__Task goal__. Each line containing the word "title" needs to be copied.

[begin Input for this task]

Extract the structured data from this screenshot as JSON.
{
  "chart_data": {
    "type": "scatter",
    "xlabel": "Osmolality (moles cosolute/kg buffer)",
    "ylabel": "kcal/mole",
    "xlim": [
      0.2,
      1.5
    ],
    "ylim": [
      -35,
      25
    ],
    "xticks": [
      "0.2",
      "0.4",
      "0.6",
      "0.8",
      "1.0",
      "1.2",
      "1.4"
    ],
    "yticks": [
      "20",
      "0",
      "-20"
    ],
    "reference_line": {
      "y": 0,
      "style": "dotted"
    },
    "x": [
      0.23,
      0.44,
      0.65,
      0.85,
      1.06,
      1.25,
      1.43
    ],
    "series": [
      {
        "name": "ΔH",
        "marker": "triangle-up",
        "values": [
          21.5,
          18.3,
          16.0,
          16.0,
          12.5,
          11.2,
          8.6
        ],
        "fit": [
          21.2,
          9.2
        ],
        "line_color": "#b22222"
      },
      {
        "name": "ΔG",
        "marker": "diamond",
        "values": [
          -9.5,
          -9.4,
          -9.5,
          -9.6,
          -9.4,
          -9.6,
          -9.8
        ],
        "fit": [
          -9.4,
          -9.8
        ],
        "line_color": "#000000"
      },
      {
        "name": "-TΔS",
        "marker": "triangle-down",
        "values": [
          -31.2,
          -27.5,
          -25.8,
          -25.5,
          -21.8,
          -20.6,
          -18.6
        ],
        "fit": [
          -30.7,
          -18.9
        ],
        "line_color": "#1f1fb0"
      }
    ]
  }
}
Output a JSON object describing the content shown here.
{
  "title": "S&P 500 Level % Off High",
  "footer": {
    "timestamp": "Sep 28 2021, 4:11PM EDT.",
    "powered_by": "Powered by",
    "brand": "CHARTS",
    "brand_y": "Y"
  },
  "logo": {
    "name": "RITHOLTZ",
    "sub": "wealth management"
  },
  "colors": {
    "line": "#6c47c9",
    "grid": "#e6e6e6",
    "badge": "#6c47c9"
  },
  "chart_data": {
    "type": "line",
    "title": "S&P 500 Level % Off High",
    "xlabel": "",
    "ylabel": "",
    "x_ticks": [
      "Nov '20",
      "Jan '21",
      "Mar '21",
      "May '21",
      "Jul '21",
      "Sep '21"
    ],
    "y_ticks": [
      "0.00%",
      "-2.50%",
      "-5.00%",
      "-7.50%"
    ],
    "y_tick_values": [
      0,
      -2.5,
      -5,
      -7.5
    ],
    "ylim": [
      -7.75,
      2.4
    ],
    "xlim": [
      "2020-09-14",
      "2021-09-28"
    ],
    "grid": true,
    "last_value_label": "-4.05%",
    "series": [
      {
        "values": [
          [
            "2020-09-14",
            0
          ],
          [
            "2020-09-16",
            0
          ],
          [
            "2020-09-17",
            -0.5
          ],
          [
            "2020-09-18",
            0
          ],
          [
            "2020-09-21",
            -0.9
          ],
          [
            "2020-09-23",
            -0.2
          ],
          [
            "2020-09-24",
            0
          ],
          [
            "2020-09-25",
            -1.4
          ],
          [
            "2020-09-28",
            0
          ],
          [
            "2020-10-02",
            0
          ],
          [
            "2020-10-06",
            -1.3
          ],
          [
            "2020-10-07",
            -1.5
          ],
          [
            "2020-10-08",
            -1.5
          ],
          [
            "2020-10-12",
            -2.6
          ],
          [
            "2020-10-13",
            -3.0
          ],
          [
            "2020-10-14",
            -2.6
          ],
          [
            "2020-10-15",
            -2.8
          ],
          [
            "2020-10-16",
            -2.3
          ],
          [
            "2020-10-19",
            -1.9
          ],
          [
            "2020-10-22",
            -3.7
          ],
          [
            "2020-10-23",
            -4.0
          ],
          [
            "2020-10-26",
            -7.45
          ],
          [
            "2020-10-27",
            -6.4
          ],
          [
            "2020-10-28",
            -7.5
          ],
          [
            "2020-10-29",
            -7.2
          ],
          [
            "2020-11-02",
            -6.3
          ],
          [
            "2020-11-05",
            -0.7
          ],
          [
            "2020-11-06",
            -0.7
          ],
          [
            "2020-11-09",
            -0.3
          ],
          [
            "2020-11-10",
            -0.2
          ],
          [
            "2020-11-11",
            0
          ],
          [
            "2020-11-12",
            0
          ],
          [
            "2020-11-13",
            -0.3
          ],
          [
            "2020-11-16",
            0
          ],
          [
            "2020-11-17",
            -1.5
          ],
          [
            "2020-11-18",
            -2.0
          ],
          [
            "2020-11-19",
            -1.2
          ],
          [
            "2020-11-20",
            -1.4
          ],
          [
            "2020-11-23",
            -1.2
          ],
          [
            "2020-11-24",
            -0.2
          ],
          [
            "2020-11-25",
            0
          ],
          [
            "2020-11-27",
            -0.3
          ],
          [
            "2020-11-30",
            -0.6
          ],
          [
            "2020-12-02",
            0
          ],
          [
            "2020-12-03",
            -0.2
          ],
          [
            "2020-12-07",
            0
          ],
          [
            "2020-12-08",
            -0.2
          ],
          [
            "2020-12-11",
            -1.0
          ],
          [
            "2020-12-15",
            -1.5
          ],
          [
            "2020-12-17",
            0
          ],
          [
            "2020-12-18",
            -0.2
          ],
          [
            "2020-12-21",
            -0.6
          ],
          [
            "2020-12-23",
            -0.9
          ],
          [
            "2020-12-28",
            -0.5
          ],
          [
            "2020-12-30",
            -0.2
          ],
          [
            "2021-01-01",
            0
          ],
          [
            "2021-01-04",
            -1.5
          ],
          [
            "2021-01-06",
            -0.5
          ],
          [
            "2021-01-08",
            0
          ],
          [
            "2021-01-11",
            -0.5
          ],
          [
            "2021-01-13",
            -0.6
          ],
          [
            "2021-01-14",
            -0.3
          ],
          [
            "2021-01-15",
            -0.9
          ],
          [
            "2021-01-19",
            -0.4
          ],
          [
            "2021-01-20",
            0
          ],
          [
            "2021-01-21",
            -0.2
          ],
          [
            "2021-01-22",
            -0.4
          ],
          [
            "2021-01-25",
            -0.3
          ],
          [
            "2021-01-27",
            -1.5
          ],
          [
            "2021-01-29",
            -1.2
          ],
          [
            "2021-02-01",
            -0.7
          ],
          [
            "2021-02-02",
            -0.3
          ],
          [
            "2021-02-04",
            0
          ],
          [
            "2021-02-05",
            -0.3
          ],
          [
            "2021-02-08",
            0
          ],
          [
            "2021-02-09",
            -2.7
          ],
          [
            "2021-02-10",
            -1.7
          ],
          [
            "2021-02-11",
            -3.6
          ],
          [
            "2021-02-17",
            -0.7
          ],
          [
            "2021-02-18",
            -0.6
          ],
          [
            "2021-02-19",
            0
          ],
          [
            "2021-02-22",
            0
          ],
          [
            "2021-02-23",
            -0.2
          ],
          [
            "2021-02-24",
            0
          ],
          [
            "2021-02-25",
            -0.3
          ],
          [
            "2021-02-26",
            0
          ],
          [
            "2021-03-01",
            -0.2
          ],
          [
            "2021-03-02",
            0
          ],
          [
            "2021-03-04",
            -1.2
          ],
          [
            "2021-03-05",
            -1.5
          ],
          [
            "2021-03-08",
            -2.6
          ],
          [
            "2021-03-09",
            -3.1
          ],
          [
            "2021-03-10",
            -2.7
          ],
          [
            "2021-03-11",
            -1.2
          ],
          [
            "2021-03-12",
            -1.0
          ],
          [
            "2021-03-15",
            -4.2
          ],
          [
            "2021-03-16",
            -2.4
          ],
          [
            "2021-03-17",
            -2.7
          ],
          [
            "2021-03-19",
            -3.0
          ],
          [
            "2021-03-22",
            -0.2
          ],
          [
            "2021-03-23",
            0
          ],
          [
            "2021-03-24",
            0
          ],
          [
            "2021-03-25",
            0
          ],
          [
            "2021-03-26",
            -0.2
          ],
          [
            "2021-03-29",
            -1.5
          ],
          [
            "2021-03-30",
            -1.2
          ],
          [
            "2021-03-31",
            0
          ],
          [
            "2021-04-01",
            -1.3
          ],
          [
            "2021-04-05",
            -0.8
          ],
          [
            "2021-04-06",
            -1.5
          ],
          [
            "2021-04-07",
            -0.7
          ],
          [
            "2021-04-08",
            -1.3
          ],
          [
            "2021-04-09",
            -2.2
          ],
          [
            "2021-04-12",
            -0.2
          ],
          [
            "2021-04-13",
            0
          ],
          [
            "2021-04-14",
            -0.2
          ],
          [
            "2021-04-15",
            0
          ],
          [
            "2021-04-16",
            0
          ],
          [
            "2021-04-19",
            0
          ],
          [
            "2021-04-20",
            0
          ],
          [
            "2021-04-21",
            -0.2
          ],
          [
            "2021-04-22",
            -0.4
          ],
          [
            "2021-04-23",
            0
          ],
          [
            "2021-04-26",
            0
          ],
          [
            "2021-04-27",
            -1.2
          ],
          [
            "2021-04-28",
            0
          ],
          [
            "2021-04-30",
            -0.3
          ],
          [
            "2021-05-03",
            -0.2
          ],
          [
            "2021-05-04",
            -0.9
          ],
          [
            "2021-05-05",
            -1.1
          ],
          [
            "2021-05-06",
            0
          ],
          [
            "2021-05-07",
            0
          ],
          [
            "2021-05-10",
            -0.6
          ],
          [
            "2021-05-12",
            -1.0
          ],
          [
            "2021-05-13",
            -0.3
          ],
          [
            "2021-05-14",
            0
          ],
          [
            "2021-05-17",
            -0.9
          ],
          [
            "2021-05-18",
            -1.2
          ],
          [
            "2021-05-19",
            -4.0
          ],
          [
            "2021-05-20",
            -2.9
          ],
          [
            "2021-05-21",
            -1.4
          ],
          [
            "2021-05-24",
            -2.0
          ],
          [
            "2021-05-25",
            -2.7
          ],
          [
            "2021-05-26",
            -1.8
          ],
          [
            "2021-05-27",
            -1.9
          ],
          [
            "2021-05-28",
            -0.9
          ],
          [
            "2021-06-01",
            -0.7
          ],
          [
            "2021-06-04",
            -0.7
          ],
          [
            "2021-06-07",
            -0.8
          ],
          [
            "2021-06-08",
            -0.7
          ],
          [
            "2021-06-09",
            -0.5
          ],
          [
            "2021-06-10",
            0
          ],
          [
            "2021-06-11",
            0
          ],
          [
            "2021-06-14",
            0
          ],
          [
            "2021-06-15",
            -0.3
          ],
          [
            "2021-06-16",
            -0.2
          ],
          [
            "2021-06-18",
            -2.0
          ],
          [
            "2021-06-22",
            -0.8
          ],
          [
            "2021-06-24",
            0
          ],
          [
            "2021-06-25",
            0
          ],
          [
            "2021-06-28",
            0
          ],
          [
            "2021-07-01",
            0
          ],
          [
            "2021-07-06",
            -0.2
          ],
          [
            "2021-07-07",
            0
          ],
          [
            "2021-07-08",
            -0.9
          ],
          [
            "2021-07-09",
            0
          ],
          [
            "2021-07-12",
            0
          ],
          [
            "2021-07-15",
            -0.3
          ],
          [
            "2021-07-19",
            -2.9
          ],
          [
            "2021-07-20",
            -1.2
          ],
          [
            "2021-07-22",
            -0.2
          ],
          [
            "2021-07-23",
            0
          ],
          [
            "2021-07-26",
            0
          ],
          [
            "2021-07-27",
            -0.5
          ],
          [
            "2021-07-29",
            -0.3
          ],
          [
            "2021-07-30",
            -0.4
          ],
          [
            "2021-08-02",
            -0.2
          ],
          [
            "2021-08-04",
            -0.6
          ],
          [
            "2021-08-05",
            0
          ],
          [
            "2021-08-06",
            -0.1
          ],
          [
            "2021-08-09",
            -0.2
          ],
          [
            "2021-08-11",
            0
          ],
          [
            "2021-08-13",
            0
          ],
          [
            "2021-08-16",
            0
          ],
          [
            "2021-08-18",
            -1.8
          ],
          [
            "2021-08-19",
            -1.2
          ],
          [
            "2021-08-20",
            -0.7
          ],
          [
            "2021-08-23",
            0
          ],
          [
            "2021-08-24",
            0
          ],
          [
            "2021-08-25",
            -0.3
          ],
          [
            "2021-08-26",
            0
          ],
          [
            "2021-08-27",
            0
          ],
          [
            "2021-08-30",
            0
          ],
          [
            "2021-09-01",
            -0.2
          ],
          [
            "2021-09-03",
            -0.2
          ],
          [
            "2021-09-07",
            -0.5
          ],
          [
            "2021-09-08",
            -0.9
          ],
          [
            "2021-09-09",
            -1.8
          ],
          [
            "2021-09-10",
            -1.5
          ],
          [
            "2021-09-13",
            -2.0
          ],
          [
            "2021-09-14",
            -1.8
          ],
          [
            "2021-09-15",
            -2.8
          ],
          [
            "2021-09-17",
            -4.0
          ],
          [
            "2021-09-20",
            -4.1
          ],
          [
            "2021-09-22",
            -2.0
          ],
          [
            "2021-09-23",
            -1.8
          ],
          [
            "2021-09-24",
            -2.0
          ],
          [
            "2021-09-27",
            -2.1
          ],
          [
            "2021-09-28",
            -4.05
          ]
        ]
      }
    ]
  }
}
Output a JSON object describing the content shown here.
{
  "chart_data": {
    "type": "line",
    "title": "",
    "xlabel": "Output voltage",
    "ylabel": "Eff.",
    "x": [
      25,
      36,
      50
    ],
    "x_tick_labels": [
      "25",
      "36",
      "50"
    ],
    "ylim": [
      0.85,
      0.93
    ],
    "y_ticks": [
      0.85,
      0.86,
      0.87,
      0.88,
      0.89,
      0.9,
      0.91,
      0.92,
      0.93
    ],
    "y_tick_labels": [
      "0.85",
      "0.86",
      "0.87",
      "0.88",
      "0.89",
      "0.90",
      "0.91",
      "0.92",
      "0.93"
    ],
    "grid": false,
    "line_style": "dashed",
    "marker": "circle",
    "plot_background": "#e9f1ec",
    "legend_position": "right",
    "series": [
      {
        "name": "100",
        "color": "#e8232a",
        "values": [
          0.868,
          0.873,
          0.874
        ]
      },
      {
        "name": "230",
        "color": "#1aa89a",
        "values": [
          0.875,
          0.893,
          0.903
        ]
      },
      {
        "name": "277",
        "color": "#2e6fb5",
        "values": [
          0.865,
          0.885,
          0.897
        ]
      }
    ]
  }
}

[end Input for this task]

__The output__.
  "title": "S&P 500 Level % Off High",
    "title": "S&P 500 Level % Off High",
    "title": "",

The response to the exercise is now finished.